#### WHAT NEEDS TO BE DONE:
Among the entries that follow, some lines contain the word "Beikost". Show all of them.

#### RECORD SET:
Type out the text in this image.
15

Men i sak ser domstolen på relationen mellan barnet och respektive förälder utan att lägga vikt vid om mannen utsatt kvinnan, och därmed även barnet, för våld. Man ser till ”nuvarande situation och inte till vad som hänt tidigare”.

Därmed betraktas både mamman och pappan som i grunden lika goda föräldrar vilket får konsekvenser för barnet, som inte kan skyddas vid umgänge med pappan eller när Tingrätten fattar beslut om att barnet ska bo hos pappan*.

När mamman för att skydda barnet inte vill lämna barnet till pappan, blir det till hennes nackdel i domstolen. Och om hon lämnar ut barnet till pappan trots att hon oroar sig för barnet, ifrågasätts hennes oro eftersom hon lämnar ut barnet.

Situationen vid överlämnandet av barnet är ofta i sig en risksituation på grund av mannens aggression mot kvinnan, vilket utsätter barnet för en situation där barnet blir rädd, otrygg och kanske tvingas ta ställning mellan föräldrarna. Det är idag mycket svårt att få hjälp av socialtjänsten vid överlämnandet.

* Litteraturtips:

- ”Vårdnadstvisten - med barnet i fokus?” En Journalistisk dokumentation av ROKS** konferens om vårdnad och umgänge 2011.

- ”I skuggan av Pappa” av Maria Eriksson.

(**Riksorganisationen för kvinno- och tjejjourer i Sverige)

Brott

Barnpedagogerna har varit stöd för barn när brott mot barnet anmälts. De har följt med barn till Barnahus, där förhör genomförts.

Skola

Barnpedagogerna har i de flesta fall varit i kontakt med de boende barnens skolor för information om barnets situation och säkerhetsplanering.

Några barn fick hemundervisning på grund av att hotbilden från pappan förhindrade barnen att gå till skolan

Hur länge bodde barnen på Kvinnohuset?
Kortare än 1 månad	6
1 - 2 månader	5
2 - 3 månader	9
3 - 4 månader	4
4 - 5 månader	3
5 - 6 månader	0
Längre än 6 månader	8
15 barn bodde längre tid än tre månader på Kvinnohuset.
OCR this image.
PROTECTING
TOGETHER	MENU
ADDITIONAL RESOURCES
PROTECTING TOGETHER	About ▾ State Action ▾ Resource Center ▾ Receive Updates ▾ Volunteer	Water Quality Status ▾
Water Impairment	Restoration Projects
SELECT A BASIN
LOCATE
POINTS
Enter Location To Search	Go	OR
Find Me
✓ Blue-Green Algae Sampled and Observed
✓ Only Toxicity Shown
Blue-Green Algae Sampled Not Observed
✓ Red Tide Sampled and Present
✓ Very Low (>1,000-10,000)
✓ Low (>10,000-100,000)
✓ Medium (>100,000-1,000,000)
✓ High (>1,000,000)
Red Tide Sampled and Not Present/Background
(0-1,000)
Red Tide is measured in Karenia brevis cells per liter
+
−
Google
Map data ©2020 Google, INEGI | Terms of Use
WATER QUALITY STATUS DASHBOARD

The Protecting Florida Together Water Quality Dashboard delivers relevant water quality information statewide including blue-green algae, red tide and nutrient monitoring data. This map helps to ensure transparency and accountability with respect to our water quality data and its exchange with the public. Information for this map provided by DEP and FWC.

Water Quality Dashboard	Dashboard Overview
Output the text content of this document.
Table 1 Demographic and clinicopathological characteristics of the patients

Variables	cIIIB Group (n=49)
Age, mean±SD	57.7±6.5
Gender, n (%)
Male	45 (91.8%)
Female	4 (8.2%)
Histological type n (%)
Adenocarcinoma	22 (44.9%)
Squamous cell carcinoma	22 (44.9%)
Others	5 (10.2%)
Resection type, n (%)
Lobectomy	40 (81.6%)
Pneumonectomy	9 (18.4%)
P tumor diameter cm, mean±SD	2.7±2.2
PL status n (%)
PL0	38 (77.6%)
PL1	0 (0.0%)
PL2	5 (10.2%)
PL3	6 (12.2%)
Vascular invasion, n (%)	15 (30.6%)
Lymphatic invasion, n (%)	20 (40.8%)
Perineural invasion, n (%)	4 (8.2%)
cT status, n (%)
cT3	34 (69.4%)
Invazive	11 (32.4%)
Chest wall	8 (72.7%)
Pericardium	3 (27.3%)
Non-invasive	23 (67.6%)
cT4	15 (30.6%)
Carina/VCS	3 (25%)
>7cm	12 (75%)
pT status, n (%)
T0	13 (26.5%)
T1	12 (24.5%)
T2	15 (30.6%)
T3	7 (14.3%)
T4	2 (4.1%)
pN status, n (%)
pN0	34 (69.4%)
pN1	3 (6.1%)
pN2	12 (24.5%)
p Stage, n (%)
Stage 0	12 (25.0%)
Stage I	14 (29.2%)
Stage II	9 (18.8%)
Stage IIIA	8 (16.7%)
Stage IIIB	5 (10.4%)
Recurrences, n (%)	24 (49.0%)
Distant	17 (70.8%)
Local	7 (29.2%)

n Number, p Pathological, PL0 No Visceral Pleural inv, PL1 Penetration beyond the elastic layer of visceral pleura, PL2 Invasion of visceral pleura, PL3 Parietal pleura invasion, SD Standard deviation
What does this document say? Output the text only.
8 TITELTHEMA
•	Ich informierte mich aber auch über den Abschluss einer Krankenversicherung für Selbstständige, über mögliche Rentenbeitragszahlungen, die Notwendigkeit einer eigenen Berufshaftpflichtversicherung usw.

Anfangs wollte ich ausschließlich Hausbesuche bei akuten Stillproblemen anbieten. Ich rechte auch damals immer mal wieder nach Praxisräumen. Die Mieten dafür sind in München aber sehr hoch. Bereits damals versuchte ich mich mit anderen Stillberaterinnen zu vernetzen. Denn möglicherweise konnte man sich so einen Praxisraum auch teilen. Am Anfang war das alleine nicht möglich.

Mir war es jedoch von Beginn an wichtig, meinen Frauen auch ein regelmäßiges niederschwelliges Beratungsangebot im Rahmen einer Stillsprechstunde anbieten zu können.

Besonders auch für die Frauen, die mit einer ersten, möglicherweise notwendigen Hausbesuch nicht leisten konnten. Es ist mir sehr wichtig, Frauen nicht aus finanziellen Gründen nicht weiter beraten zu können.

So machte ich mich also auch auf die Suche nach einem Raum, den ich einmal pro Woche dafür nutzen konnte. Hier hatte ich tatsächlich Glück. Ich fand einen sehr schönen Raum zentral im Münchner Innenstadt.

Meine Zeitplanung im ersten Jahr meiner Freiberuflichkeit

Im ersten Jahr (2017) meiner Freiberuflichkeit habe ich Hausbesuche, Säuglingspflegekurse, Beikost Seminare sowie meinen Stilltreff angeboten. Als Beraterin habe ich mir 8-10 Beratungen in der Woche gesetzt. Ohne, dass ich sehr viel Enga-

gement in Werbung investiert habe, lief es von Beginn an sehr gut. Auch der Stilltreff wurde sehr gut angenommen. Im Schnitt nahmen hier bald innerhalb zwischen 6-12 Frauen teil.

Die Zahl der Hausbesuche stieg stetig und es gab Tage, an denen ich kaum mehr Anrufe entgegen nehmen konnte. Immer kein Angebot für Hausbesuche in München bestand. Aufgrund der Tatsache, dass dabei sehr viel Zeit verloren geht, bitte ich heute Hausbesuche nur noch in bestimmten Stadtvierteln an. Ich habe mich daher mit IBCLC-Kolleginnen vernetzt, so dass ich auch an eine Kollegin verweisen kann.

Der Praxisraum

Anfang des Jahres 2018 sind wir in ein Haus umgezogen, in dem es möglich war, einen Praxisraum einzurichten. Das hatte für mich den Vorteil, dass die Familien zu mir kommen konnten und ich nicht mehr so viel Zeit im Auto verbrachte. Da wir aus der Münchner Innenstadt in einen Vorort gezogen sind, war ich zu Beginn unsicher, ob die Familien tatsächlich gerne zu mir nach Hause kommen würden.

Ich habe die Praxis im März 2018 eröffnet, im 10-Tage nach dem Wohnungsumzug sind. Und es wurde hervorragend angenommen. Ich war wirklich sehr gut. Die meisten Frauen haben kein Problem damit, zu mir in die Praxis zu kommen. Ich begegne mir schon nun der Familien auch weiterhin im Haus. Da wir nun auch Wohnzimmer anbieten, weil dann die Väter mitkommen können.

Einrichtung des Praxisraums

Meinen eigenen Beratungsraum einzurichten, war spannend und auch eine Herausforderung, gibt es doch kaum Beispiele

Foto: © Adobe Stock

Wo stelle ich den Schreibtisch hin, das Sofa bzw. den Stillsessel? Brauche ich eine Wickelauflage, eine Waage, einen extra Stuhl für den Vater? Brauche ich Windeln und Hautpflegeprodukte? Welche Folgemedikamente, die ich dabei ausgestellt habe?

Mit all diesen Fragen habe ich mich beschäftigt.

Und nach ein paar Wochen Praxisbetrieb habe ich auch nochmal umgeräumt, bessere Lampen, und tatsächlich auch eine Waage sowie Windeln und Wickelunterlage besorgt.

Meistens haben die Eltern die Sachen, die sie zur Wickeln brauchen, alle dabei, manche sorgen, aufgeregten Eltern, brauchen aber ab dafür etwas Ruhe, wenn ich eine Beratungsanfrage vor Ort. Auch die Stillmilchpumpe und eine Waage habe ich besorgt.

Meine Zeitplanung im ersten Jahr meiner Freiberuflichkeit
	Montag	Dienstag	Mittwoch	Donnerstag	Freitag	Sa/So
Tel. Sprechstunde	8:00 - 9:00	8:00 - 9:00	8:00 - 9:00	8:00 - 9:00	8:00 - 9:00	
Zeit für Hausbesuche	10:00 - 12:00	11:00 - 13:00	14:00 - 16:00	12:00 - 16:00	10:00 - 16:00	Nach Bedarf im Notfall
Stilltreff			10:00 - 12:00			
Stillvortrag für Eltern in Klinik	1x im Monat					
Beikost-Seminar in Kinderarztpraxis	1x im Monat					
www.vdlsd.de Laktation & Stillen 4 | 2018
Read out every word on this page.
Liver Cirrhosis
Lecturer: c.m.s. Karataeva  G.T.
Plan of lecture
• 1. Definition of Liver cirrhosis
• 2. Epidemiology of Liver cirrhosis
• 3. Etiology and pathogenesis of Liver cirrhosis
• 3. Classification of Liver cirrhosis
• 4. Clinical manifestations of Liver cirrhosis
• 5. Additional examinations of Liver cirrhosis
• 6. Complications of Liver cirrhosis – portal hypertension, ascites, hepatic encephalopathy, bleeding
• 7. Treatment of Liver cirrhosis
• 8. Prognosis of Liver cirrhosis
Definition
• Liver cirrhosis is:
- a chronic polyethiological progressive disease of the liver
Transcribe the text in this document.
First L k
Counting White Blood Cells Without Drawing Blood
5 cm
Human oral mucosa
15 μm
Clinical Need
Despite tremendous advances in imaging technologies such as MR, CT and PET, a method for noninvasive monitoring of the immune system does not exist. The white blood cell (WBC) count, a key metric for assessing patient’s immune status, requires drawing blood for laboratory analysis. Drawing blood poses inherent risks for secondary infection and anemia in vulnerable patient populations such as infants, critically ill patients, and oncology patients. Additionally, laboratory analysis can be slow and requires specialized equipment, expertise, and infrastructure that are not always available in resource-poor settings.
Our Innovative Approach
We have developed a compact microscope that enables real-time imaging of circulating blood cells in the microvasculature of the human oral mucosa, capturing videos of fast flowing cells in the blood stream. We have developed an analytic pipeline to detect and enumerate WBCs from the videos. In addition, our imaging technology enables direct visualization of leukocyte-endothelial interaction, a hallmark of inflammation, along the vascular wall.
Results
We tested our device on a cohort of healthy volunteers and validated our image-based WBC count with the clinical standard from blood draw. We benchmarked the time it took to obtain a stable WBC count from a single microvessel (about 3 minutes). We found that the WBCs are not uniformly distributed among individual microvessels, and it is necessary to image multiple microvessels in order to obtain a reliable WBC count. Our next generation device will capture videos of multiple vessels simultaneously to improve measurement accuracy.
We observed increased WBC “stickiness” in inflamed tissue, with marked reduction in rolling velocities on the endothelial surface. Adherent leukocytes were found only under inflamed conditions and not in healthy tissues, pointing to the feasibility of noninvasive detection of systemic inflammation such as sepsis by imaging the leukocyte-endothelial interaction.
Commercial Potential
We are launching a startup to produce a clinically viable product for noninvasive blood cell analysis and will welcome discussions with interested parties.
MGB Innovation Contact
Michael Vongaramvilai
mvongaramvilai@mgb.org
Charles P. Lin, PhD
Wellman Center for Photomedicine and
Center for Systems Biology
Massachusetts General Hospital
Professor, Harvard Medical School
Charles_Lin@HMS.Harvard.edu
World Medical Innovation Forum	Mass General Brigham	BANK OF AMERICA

#### ANSWER BOX:
Im ersten Jahr (2017) meiner Freiberuflichkeit habe ich Hausbesuche, Säuglingspflegekurse, Beikost Seminare sowie meinen Stilltreff angeboten. Als Beraterin habe ich mir 8-10 Beratungen in der Woche gesetzt. Ohne, dass ich sehr viel Enga-
Beikost-Seminar in Kinderarztpraxis	1x im Monat					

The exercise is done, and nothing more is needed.